▶ Set exercise:
Retype each record below word for word. Leave the pictures out.

.....

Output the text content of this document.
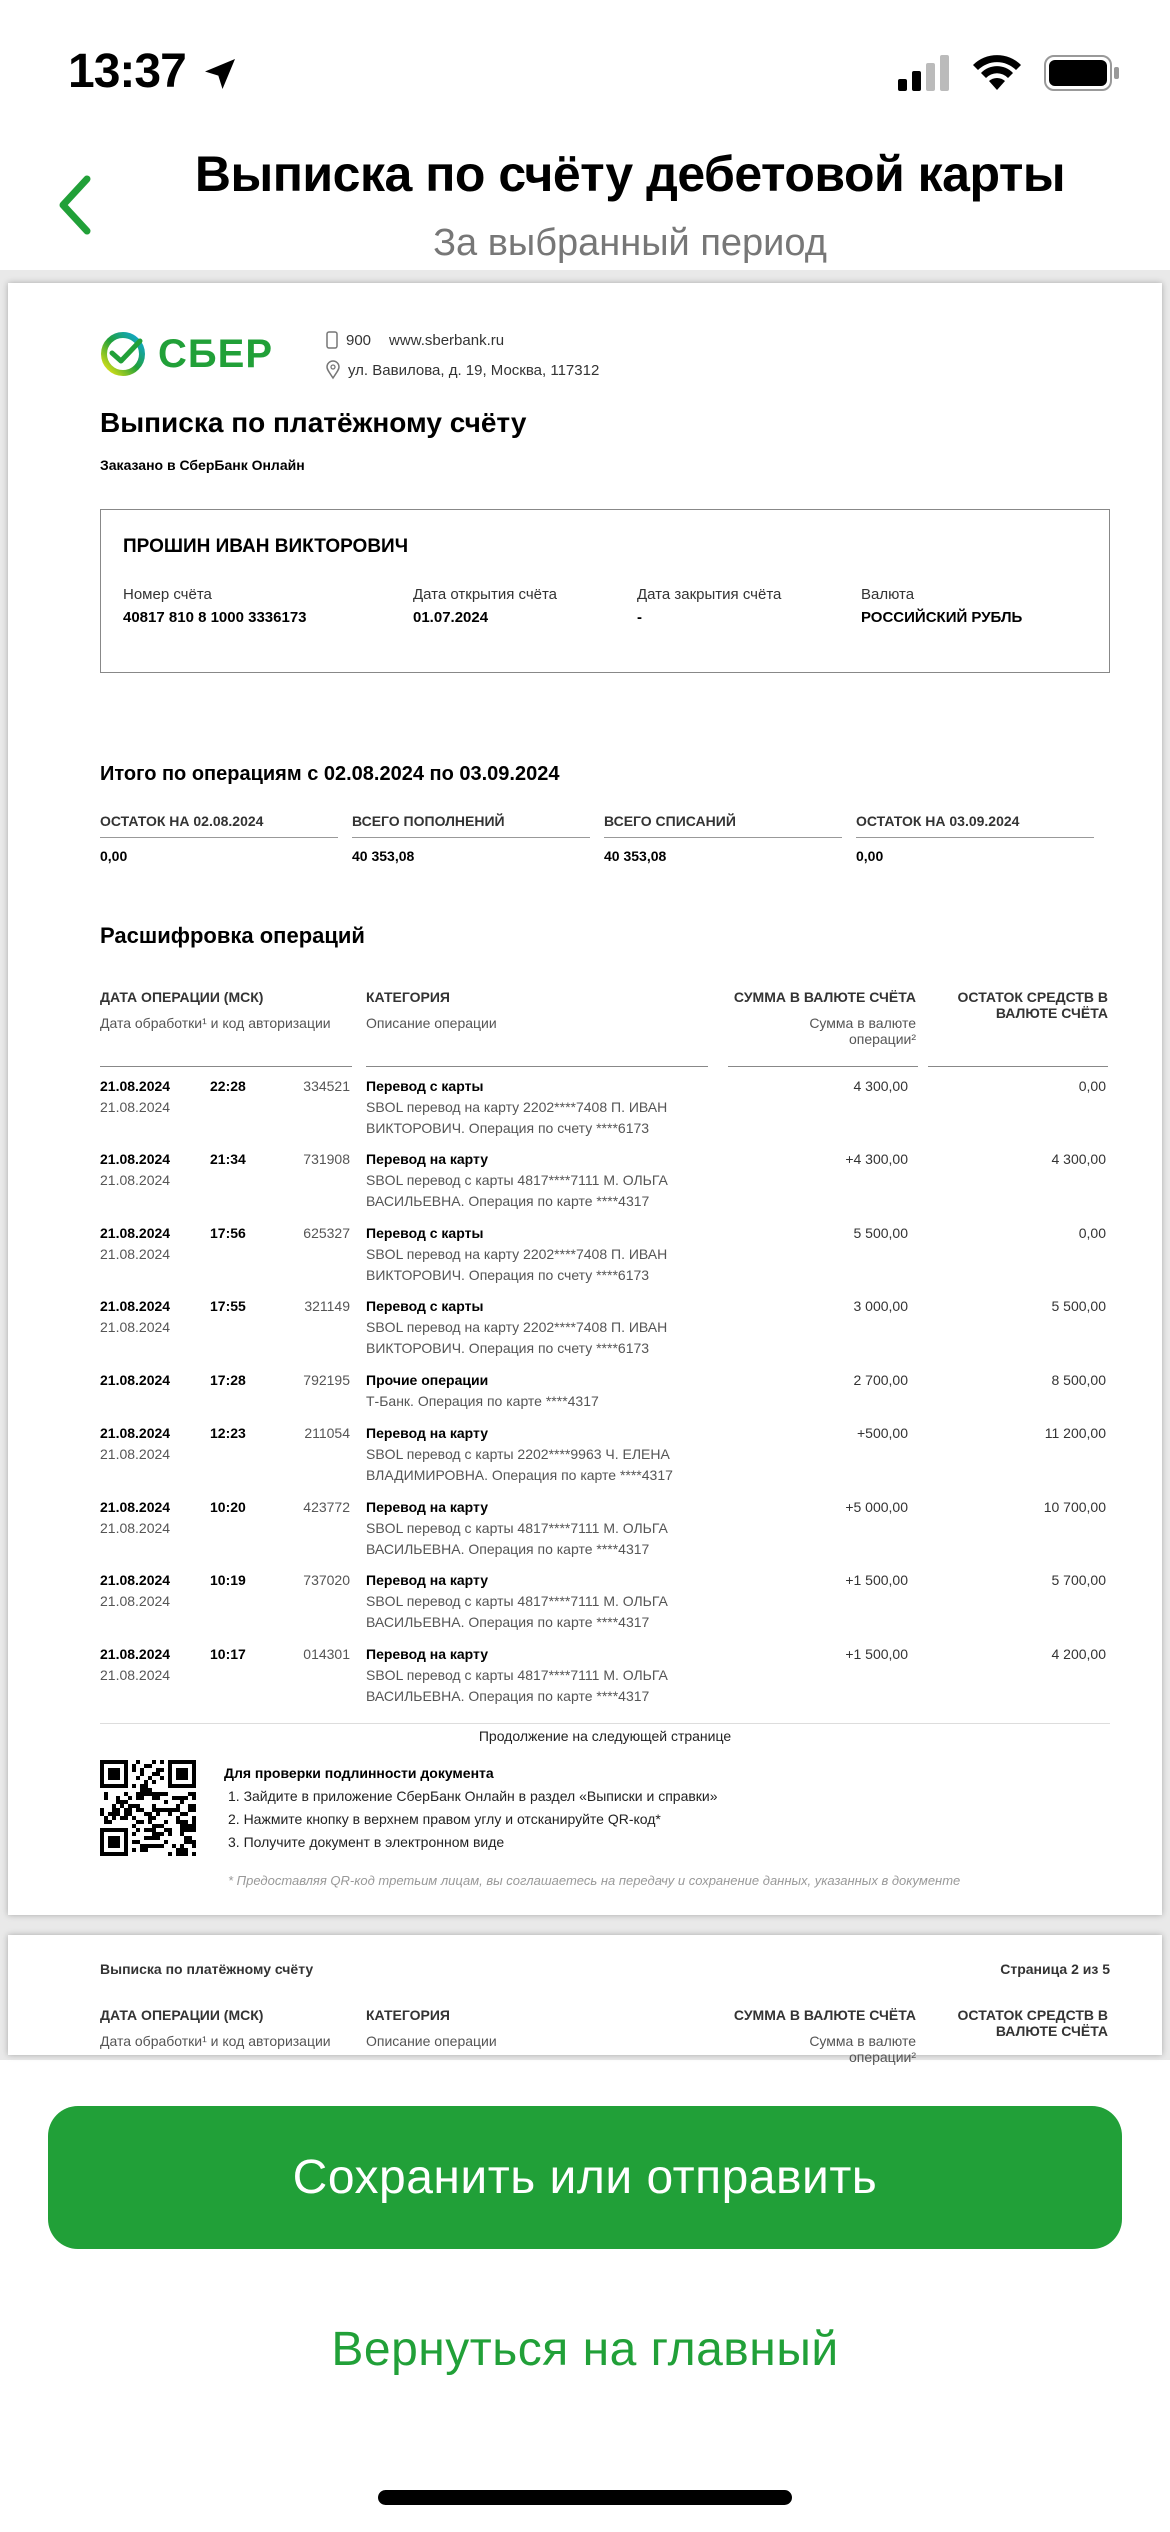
13:37
Выписка по счёту дебетовой карты
За выбранный период
СБЕР	900 www.sberbank.ru
ул. Вавилова, д. 19, Москва, 117312
Выписка по платёжному счёту
Заказано в СберБанк Онлайн
ПРОШИН ИВАН ВИКТОРОВИЧ
Номер счёта
40817 810 8 1000 3336173
Дата открытия счёта
01.07.2024
Дата закрытия счёта
-
Валюта
РОССИЙСКИЙ РУБЛЬ
Итого по операциям с 02.08.2024 по 03.09.2024
ОСТАТОК НА 02.08.2024
0,00
ВСЕГО ПОПОЛНЕНИЙ
40 353,08
ВСЕГО СПИСАНИЙ
40 353,08
ОСТАТОК НА 03.09.2024
0,00
Расшифровка операций
ДАТА ОПЕРАЦИИ (МСК)
Дата обработки¹ и код авторизации
КАТЕГОРИЯ
Описание операции
СУММА В ВАЛЮТЕ СЧЁТА
Сумма в валюте операции²
ОСТАТОК СРЕДСТВ В ВАЛЮТЕ СЧЁТА
21.08.2024	22:28	334521
21.08.2024
Перевод с карты
SBOL перевод на карту 2202****7408 П. ИВАН ВИКТОРОВИЧ. Операция по счету ****6173
4 300,00	0,00
21.08.2024	21:34	731908
21.08.2024
Перевод на карту
SBOL перевод с карты 4817****7111 М. ОЛЬГА ВАСИЛЬЕВНА. Операция по карте ****4317
+4 300,00	4 300,00
21.08.2024	17:56	625327
21.08.2024
Перевод с карты
SBOL перевод на карту 2202****7408 П. ИВАН ВИКТОРОВИЧ. Операция по счету ****6173
5 500,00	0,00
21.08.2024	17:55	321149
21.08.2024
Перевод с карты
SBOL перевод на карту 2202****7408 П. ИВАН ВИКТОРОВИЧ. Операция по счету ****6173
3 000,00	5 500,00
21.08.2024	17:28	792195 Прочие операции
Т-Банк. Операция по карте ****4317
2 700,00	8 500,00
21.08.2024	12:23	211054
21.08.2024
Перевод на карту
SBOL перевод с карты 2202****9963 Ч. ЕЛЕНА ВЛАДИМИРОВНА. Операция по карте ****4317
+500,00	11 200,00
21.08.2024	10:20	423772
21.08.2024
Перевод на карту
SBOL перевод с карты 4817****7111 М. ОЛЬГА ВАСИЛЬЕВНА. Операция по карте ****4317
+5 000,00	10 700,00
21.08.2024	10:19	737020
21.08.2024
Перевод на карту
SBOL перевод с карты 4817****7111 М. ОЛЬГА ВАСИЛЬЕВНА. Операция по карте ****4317
+1 500,00	5 700,00
21.08.2024	10:17	014301
21.08.2024
Перевод на карту
SBOL перевод с карты 4817****7111 М. ОЛЬГА ВАСИЛЬЕВНА. Операция по карте ****4317
+1 500,00	4 200,00
Продолжение на следующей странице
Для проверки подлинности документа
1. Зайдите в приложение СберБанк Онлайн в раздел «Выписки и справки»
2. Нажмите кнопку в верхнем правом углу и отсканируйте QR-код*
3. Получите документ в электронном виде
* Предоставляя QR-код третьим лицам, вы соглашаетесь на передачу и сохранение данных, указанных в документе
Выписка по платёжному счёту	Страница 2 из 5
ДАТА ОПЕРАЦИИ (МСК)
Дата обработки¹ и код авторизации
КАТЕГОРИЯ
Описание операции
СУММА В ВАЛЮТЕ СЧЁТА
Сумма в валюте операции²
ОСТАТОК СРЕДСТВ В ВАЛЮТЕ СЧЁТА
Сохранить или отправить
Вернуться на главный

.....

▶ Exercise answer:
Output the text content of this document.
13:37
Выписка по счёту дебетовой карты
За выбранный период
СБЕР	900 www.sberbank.ru
ул. Вавилова, д. 19, Москва, 117312
Выписка по платёжному счёту
Заказано в СберБанк Онлайн
ПРОШИН ИВАН ВИКТОРОВИЧ
Номер счёта
40817 810 8 1000 3336173
Дата открытия счёта
01.07.2024
Дата закрытия счёта
-
Валюта
РОССИЙСКИЙ РУБЛЬ
Итого по операциям с 02.08.2024 по 03.09.2024
ОСТАТОК НА 02.08.2024
0,00
ВСЕГО ПОПОЛНЕНИЙ
40 353,08
ВСЕГО СПИСАНИЙ
40 353,08
ОСТАТОК НА 03.09.2024
0,00
Расшифровка операций
ДАТА ОПЕРАЦИИ (МСК)
Дата обработки¹ и код авторизации
КАТЕГОРИЯ
Описание операции
СУММА В ВАЛЮТЕ СЧЁТА
Сумма в валюте операции²
ОСТАТОК СРЕДСТВ В ВАЛЮТЕ СЧЁТА
21.08.2024	22:28	334521
21.08.2024
Перевод с карты
SBOL перевод на карту 2202****7408 П. ИВАН ВИКТОРОВИЧ. Операция по счету ****6173
4 300,00	0,00
21.08.2024	21:34	731908
21.08.2024
Перевод на карту
SBOL перевод с карты 4817****7111 М. ОЛЬГА ВАСИЛЬЕВНА. Операция по карте ****4317
+4 300,00	4 300,00
21.08.2024	17:56	625327
21.08.2024
Перевод с карты
SBOL перевод на карту 2202****7408 П. ИВАН ВИКТОРОВИЧ. Операция по счету ****6173
5 500,00	0,00
21.08.2024	17:55	321149
21.08.2024
Перевод с карты
SBOL перевод на карту 2202****7408 П. ИВАН ВИКТОРОВИЧ. Операция по счету ****6173
3 000,00	5 500,00
21.08.2024	17:28	792195 Прочие операции
Т-Банк. Операция по карте ****4317
2 700,00	8 500,00
21.08.2024	12:23	211054
21.08.2024
Перевод на карту
SBOL перевод с карты 2202****9963 Ч. ЕЛЕНА ВЛАДИМИРОВНА. Операция по карте ****4317
+500,00	11 200,00
21.08.2024	10:20	423772
21.08.2024
Перевод на карту
SBOL перевод с карты 4817****7111 М. ОЛЬГА ВАСИЛЬЕВНА. Операция по карте ****4317
+5 000,00	10 700,00
21.08.2024	10:19	737020
21.08.2024
Перевод на карту
SBOL перевод с карты 4817****7111 М. ОЛЬГА ВАСИЛЬЕВНА. Операция по карте ****4317
+1 500,00	5 700,00
21.08.2024	10:17	014301
21.08.2024
Перевод на карту
SBOL перевод с карты 4817****7111 М. ОЛЬГА ВАСИЛЬЕВНА. Операция по карте ****4317
+1 500,00	4 200,00
Продолжение на следующей странице
Для проверки подлинности документа
1. Зайдите в приложение СберБанк Онлайн в раздел «Выписки и справки»
2. Нажмите кнопку в верхнем правом углу и отсканируйте QR-код*
3. Получите документ в электронном виде
* Предоставляя QR-код третьим лицам, вы соглашаетесь на передачу и сохранение данных, указанных в документе
Выписка по платёжному счёту	Страница 2 из 5
ДАТА ОПЕРАЦИИ (МСК)
Дата обработки¹ и код авторизации
КАТЕГОРИЯ
Описание операции
СУММА В ВАЛЮТЕ СЧЁТА
Сумма в валюте операции²
ОСТАТОК СРЕДСТВ В ВАЛЮТЕ СЧЁТА
Сохранить или отправить
Вернуться на главный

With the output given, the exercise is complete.